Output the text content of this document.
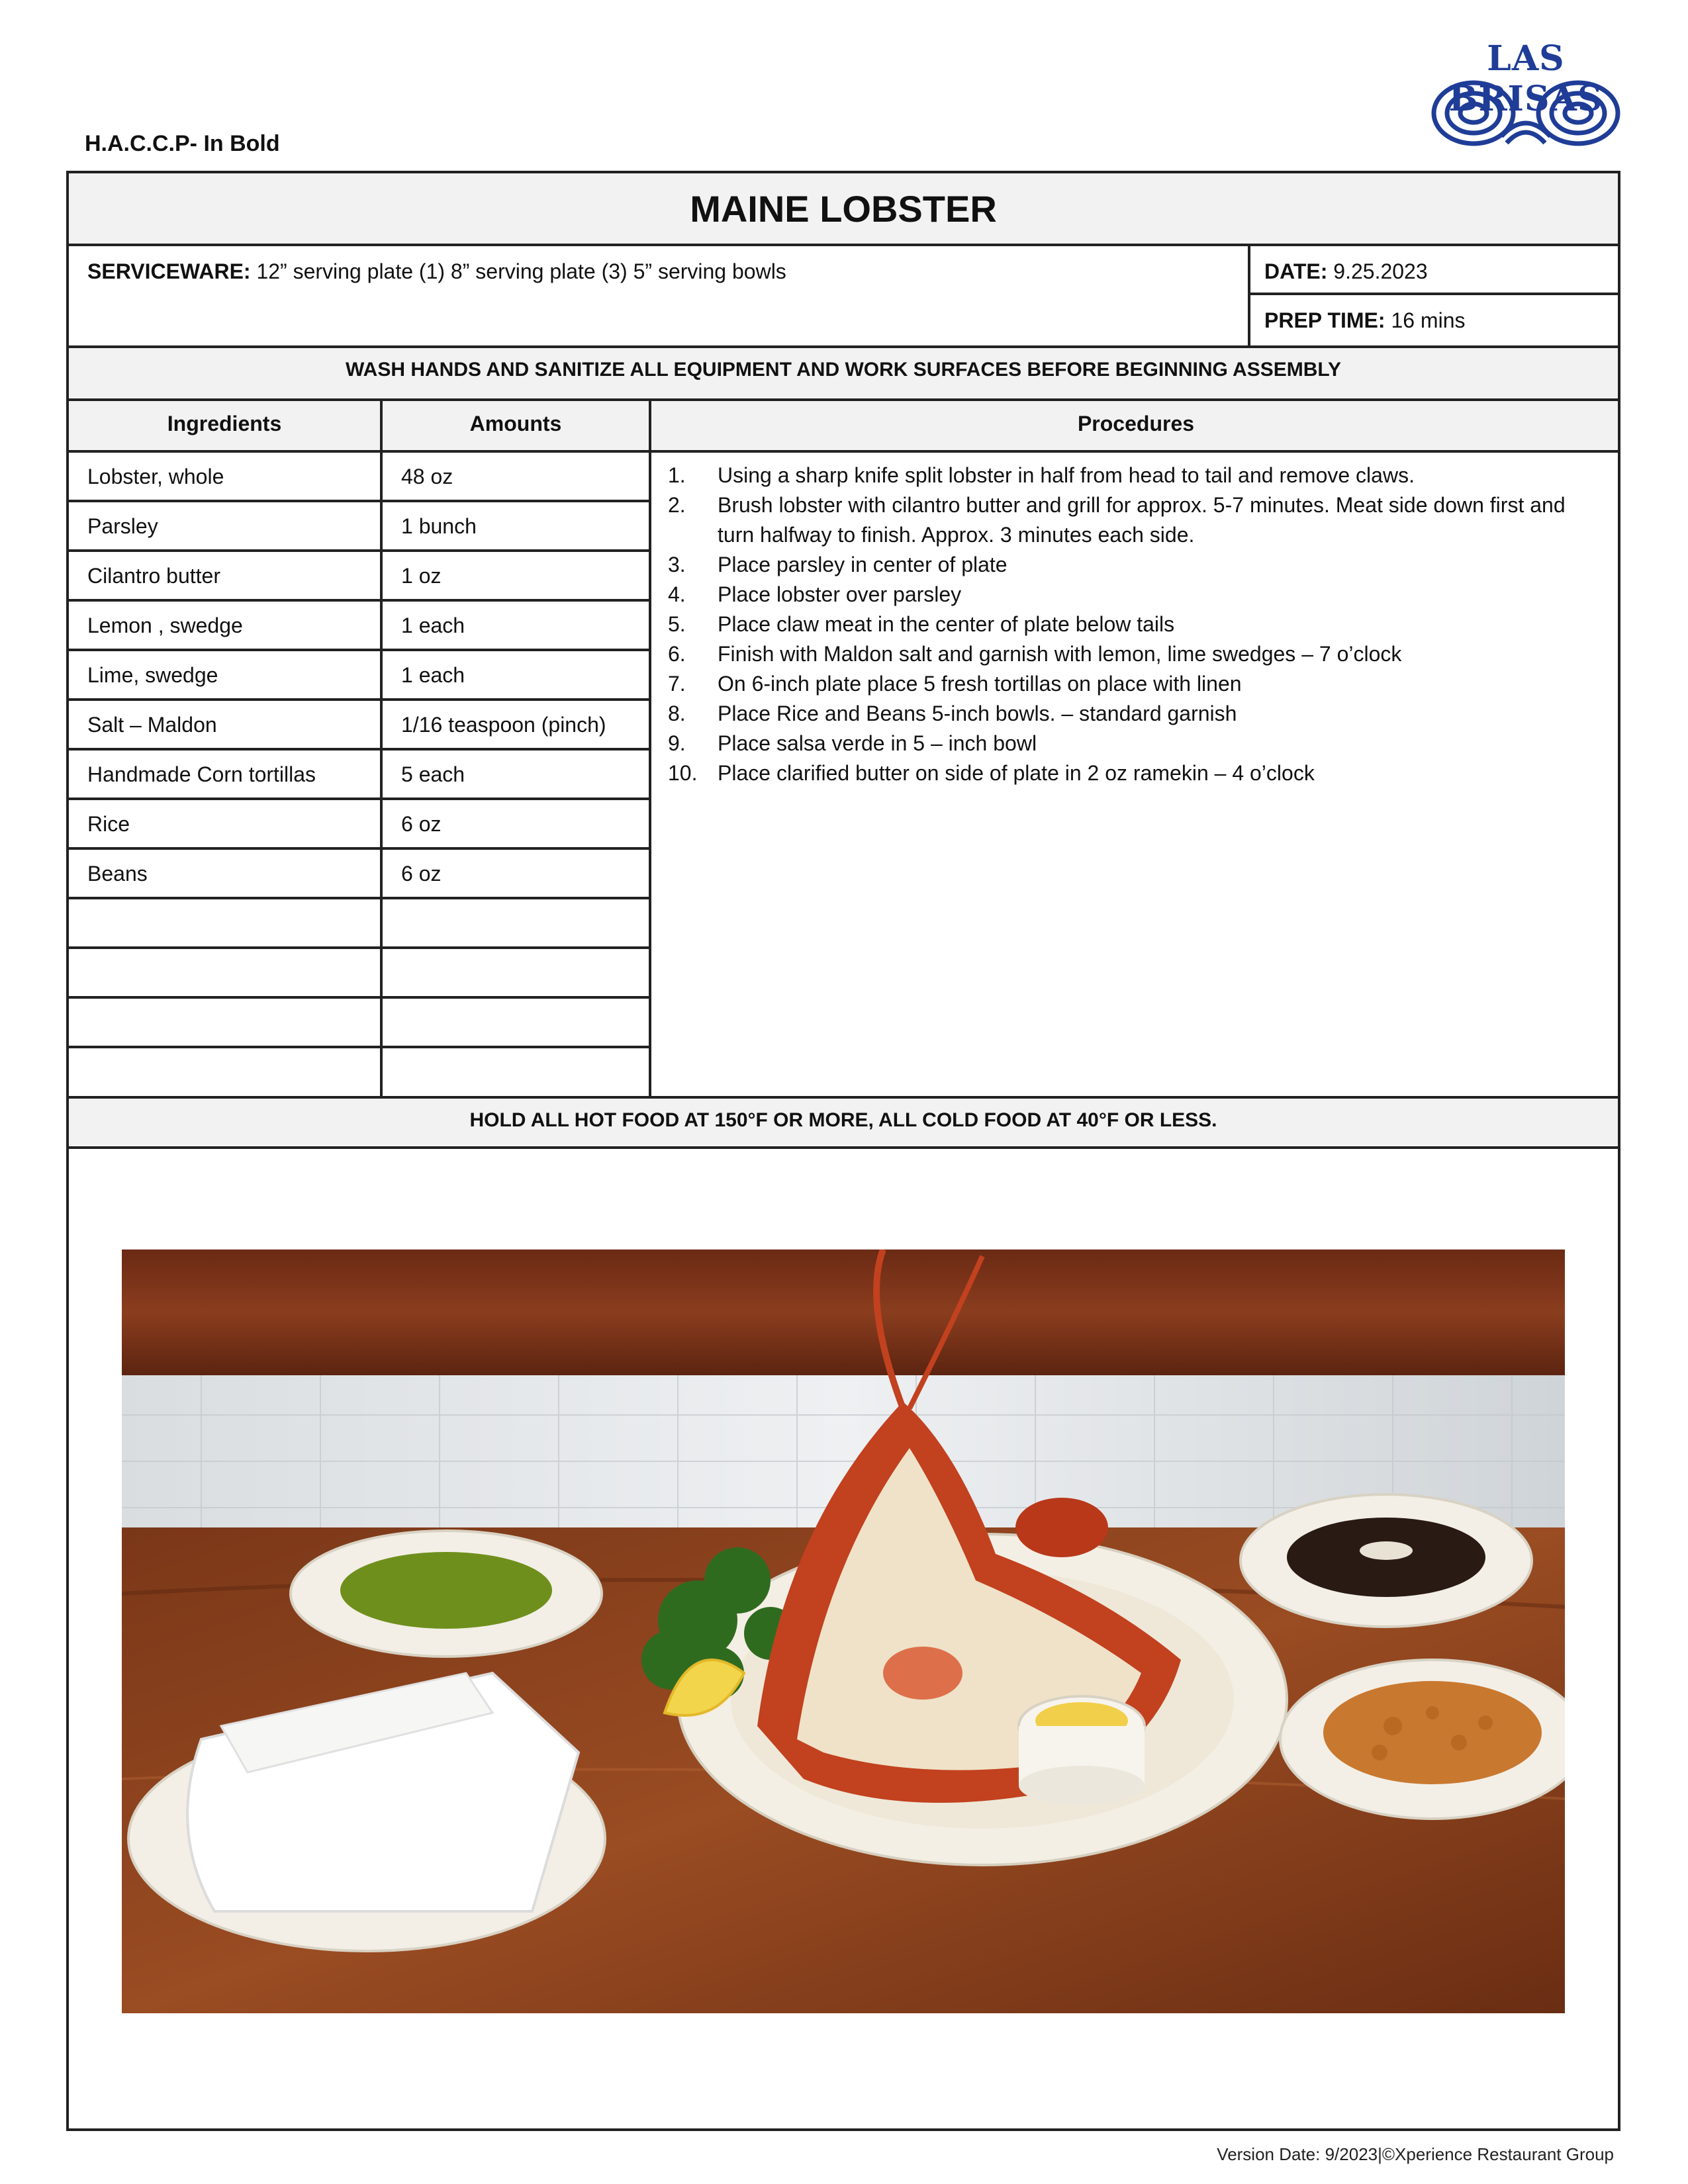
LAS BRISAS
H.A.C.C.P- In Bold
MAINE LOBSTER
SERVICEWARE: 12” serving plate (1) 8” serving plate (3) 5” serving bowls	DATE: 9.25.2023
PREP TIME: 16 mins
WASH HANDS AND SANITIZE ALL EQUIPMENT AND WORK SURFACES BEFORE BEGINNING ASSEMBLY
Ingredients	Amounts	Procedures
Lobster, whole	48 oz
Parsley	1 bunch
Cilantro butter	1 oz
Lemon , swedge	1 each
Lime, swedge	1 each
Salt – Maldon	1/16 teaspoon (pinch)
Handmade Corn tortillas	5 each
Rice	6 oz
Beans	6 oz
1. Using a sharp knife split lobster in half from head to tail and remove claws.
2. Brush lobster with cilantro butter and grill for approx. 5-7 minutes. Meat side down first and turn halfway to finish. Approx. 3 minutes each side.
3. Place parsley in center of plate
4. Place lobster over parsley
5. Place claw meat in the center of plate below tails
6. Finish with Maldon salt and garnish with lemon, lime swedges – 7 o’clock
7. On 6-inch plate place 5 fresh tortillas on place with linen
8. Place Rice and Beans 5-inch bowls. – standard garnish
9. Place salsa verde in 5 – inch bowl
10. Place clarified butter on side of plate in 2 oz ramekin – 4 o’clock
HOLD ALL HOT FOOD AT 150°F OR MORE, ALL COLD FOOD AT 40°F OR LESS.
Version Date: 9/2023|©Xperience Restaurant Group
.....
→ **EXERCISE OBJECTIVE**: Repeat each entry exactly as given; no pictures belong in the copy.

→ **REPLY**:
Output the text content of this document.
LAS BRISAS
H.A.C.C.P- In Bold
MAINE LOBSTER
SERVICEWARE: 12” serving plate (1) 8” serving plate (3) 5” serving bowls	DATE: 9.25.2023
PREP TIME: 16 mins
WASH HANDS AND SANITIZE ALL EQUIPMENT AND WORK SURFACES BEFORE BEGINNING ASSEMBLY
Ingredients	Amounts	Procedures
Lobster, whole	48 oz
Parsley	1 bunch
Cilantro butter	1 oz
Lemon , swedge	1 each
Lime, swedge	1 each
Salt – Maldon	1/16 teaspoon (pinch)
Handmade Corn tortillas	5 each
Rice	6 oz
Beans	6 oz
1. Using a sharp knife split lobster in half from head to tail and remove claws.
2. Brush lobster with cilantro butter and grill for approx. 5-7 minutes. Meat side down first and turn halfway to finish. Approx. 3 minutes each side.
3. Place parsley in center of plate
4. Place lobster over parsley
5. Place claw meat in the center of plate below tails
6. Finish with Maldon salt and garnish with lemon, lime swedges – 7 o’clock
7. On 6-inch plate place 5 fresh tortillas on place with linen
8. Place Rice and Beans 5-inch bowls. – standard garnish
9. Place salsa verde in 5 – inch bowl
10. Place clarified butter on side of plate in 2 oz ramekin – 4 o’clock
HOLD ALL HOT FOOD AT 150°F OR MORE, ALL COLD FOOD AT 40°F OR LESS.
Version Date: 9/2023|©Xperience Restaurant Group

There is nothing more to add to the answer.